(Extracts from a graphics dataset)
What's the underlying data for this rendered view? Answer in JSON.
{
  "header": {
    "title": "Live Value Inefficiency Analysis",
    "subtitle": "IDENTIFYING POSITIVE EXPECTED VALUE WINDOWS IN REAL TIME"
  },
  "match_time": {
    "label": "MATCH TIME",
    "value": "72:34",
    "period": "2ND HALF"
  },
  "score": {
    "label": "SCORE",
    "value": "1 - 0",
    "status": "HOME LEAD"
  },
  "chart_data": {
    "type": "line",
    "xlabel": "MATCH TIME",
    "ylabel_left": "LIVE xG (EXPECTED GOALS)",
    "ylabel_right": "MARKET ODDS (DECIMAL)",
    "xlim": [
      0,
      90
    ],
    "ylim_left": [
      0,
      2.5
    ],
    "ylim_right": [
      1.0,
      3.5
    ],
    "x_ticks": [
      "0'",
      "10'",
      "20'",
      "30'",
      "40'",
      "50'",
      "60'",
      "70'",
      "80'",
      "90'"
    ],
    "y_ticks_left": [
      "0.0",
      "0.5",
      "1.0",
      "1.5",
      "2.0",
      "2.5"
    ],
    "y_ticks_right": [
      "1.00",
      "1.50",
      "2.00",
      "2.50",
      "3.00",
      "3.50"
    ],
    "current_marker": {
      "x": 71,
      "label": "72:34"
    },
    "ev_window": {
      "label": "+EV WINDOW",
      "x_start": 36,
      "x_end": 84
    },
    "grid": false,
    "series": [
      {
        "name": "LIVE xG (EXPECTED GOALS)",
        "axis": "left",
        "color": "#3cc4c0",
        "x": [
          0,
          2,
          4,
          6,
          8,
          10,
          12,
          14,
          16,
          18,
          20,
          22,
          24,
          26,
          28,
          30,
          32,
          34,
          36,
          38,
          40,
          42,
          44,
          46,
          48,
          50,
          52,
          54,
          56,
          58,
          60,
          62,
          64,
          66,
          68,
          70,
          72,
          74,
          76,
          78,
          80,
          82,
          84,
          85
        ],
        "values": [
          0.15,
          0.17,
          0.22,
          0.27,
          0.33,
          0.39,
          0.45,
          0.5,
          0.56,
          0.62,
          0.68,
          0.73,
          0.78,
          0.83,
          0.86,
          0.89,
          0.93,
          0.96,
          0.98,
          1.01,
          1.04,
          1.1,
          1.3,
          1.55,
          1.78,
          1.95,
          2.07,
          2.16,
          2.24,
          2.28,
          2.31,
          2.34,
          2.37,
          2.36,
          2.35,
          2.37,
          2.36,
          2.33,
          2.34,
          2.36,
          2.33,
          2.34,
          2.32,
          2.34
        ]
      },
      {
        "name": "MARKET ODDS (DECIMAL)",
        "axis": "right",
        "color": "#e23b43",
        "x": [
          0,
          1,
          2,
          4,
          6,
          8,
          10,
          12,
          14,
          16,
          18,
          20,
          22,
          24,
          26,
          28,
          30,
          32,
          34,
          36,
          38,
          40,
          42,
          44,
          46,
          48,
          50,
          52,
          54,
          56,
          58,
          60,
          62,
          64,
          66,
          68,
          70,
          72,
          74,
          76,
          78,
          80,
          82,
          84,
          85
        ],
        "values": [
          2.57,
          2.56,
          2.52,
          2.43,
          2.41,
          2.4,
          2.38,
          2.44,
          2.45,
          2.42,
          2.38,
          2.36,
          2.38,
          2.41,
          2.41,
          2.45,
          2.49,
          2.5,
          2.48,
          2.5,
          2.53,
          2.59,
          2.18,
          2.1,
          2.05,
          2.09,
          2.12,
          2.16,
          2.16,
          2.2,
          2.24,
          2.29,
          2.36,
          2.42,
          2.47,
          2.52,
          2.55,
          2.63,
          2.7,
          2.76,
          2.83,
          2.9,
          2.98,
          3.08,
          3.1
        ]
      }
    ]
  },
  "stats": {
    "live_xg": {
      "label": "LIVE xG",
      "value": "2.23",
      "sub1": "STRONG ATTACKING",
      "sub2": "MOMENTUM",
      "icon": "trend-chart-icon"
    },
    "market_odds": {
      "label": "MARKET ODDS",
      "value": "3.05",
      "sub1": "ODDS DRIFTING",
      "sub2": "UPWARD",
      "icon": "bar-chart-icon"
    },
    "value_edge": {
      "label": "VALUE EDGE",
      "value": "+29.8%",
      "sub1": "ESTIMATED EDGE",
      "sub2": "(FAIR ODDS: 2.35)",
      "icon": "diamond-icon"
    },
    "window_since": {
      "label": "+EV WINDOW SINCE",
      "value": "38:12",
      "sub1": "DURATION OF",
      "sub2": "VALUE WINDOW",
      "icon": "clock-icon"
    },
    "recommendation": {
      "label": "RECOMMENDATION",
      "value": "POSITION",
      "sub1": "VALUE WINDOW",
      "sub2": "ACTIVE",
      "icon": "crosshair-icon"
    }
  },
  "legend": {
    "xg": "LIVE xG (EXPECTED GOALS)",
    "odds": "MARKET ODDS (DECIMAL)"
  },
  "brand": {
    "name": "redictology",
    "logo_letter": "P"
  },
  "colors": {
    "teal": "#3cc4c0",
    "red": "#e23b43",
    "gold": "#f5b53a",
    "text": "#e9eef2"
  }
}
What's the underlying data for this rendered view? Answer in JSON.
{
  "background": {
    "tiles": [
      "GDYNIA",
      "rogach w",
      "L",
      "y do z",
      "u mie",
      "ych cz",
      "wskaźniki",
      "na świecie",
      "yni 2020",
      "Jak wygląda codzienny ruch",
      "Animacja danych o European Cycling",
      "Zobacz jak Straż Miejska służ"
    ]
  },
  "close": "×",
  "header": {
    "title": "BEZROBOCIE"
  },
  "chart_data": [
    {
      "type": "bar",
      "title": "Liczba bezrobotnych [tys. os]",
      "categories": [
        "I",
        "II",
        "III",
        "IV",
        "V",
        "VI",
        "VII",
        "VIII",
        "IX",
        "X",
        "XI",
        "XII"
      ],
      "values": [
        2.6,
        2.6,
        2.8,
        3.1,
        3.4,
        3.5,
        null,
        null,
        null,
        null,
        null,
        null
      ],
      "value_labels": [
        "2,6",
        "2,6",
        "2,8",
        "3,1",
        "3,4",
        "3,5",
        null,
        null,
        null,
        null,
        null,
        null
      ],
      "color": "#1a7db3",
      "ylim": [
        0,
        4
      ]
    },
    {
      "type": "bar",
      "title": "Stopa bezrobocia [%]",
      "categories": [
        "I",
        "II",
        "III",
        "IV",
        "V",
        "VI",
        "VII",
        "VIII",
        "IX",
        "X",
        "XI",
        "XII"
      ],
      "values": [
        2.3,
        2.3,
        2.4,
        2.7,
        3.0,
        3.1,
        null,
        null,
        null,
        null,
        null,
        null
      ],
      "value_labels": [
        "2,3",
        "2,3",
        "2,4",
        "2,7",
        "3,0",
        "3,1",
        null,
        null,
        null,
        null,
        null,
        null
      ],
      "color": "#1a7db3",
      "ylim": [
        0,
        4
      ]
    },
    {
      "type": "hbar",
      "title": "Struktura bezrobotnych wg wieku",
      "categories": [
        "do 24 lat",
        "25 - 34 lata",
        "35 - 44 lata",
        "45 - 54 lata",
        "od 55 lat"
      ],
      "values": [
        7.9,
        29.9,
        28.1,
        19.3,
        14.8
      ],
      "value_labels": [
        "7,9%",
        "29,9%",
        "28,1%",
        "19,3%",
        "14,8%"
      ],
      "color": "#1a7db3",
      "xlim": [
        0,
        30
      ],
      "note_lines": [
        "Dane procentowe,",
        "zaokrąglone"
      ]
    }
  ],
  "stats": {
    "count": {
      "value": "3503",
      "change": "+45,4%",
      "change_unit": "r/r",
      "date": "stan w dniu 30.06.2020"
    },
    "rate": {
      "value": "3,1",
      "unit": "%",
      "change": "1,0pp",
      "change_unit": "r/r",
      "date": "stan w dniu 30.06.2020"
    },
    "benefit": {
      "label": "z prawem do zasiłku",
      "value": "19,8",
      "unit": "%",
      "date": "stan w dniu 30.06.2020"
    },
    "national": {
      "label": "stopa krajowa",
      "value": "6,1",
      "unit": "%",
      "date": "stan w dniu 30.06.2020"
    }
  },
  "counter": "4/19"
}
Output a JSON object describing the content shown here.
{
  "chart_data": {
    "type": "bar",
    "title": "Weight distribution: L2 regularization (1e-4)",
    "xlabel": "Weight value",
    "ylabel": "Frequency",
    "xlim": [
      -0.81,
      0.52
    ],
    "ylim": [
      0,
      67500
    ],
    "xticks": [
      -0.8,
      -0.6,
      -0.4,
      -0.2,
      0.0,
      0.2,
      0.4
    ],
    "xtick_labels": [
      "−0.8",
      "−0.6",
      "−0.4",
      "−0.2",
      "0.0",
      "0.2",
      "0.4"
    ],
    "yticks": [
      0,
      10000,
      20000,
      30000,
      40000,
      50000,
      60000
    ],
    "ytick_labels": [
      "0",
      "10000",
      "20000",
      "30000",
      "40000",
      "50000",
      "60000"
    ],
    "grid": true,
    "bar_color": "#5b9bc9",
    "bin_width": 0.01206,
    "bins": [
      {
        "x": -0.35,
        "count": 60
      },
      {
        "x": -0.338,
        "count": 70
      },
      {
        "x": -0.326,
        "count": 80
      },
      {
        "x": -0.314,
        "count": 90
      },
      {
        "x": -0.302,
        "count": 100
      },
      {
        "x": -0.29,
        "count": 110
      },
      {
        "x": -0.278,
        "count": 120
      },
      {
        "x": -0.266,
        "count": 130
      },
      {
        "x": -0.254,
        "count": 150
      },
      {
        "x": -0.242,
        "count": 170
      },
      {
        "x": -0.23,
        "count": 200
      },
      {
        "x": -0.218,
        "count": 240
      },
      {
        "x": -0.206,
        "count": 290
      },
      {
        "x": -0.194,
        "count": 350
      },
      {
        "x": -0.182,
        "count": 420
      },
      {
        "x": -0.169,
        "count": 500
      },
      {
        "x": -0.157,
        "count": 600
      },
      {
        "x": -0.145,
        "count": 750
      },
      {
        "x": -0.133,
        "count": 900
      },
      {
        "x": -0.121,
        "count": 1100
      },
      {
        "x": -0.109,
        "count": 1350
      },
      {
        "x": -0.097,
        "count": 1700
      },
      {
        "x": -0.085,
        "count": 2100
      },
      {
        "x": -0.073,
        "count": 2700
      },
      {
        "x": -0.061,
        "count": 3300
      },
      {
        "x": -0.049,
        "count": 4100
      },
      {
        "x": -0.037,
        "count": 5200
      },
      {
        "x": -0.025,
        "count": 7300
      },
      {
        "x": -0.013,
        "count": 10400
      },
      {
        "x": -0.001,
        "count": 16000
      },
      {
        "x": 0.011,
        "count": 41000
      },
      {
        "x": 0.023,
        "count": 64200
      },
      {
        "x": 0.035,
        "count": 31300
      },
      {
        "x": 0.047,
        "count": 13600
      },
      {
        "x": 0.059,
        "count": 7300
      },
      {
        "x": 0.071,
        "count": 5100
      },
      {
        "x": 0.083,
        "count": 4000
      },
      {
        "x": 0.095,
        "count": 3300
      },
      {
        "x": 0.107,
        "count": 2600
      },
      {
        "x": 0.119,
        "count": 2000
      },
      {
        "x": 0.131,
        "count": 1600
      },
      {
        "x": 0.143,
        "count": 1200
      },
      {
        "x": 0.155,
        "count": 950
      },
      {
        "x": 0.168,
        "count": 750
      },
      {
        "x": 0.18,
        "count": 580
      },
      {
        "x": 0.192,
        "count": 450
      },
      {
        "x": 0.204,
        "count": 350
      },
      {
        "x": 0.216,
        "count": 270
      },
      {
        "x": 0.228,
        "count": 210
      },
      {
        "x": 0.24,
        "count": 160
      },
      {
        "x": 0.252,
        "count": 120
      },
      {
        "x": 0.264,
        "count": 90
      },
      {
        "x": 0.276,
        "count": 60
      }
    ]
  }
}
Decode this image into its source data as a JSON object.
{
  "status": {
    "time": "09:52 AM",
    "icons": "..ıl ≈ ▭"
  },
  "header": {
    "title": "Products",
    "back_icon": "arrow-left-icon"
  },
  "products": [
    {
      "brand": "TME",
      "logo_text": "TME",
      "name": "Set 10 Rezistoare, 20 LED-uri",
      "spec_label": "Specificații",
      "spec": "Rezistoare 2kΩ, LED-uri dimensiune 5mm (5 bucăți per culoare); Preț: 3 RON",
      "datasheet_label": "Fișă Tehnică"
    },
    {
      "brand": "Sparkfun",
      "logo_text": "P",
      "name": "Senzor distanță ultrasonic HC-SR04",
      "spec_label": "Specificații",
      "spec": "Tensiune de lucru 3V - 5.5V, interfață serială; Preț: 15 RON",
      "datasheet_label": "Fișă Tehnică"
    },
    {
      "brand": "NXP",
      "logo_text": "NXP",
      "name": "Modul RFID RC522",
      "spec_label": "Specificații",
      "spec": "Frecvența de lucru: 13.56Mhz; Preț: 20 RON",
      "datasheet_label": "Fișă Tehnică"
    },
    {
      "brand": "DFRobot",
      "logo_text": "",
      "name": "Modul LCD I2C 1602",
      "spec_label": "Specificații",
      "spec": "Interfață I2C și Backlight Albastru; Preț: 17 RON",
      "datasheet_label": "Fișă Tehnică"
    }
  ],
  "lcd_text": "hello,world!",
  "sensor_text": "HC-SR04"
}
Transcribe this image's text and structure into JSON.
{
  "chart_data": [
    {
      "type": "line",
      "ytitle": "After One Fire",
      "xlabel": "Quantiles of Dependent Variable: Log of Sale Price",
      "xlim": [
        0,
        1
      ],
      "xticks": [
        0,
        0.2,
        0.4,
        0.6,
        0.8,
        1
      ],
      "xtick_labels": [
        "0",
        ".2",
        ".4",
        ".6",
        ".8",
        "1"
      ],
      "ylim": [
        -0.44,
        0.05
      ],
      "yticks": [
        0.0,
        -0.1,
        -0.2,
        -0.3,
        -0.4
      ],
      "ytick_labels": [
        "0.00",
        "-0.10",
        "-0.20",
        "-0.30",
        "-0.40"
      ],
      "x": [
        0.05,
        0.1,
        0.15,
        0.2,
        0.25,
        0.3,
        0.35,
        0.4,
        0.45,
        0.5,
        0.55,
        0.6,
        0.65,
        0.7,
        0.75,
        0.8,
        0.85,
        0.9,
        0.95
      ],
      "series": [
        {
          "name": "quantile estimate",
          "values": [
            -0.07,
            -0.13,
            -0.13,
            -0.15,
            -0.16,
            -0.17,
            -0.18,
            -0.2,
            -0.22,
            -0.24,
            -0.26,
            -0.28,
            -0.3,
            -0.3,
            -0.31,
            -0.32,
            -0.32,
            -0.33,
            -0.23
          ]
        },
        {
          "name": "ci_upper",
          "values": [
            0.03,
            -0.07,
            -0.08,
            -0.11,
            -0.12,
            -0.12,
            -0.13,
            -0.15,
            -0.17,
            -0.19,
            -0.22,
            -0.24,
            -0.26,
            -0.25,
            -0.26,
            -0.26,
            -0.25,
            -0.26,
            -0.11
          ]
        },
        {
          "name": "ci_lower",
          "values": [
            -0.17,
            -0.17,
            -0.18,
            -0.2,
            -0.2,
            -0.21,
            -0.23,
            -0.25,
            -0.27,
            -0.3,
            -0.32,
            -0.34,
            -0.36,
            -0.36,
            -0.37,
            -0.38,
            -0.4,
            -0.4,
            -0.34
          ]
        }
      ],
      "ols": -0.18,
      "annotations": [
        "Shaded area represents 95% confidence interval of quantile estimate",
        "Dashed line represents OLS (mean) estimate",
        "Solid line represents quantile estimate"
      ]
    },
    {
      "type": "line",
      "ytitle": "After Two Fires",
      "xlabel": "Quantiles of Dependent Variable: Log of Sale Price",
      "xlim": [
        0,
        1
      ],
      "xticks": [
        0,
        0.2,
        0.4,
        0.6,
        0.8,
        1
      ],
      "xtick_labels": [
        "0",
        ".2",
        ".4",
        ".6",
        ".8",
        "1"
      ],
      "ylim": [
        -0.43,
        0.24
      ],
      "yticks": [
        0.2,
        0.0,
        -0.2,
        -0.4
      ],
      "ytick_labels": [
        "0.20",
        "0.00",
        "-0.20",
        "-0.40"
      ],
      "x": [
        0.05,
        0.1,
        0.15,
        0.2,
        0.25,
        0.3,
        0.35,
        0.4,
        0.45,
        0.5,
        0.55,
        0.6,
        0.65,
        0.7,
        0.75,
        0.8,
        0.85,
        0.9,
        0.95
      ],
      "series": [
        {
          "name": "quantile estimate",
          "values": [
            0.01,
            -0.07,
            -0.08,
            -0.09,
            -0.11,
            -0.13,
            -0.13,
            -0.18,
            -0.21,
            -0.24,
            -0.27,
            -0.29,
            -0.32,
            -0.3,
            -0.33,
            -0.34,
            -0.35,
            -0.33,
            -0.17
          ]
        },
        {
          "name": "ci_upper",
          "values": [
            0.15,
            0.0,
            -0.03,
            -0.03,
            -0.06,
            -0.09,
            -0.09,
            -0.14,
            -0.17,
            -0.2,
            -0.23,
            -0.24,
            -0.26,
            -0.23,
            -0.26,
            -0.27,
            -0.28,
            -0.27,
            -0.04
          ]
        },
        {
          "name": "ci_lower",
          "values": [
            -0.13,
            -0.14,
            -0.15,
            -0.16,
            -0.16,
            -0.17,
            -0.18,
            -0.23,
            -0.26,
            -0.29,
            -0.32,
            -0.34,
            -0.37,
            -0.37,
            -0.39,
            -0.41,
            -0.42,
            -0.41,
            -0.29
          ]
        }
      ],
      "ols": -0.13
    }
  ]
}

__WHAT IS REQUIRED__
Sift the material for lines with the string "image". Copy each one found.

__TASK SOLUTION__
Decode this image into its source data as a JSON object.
Transcribe this image's text and structure into JSON.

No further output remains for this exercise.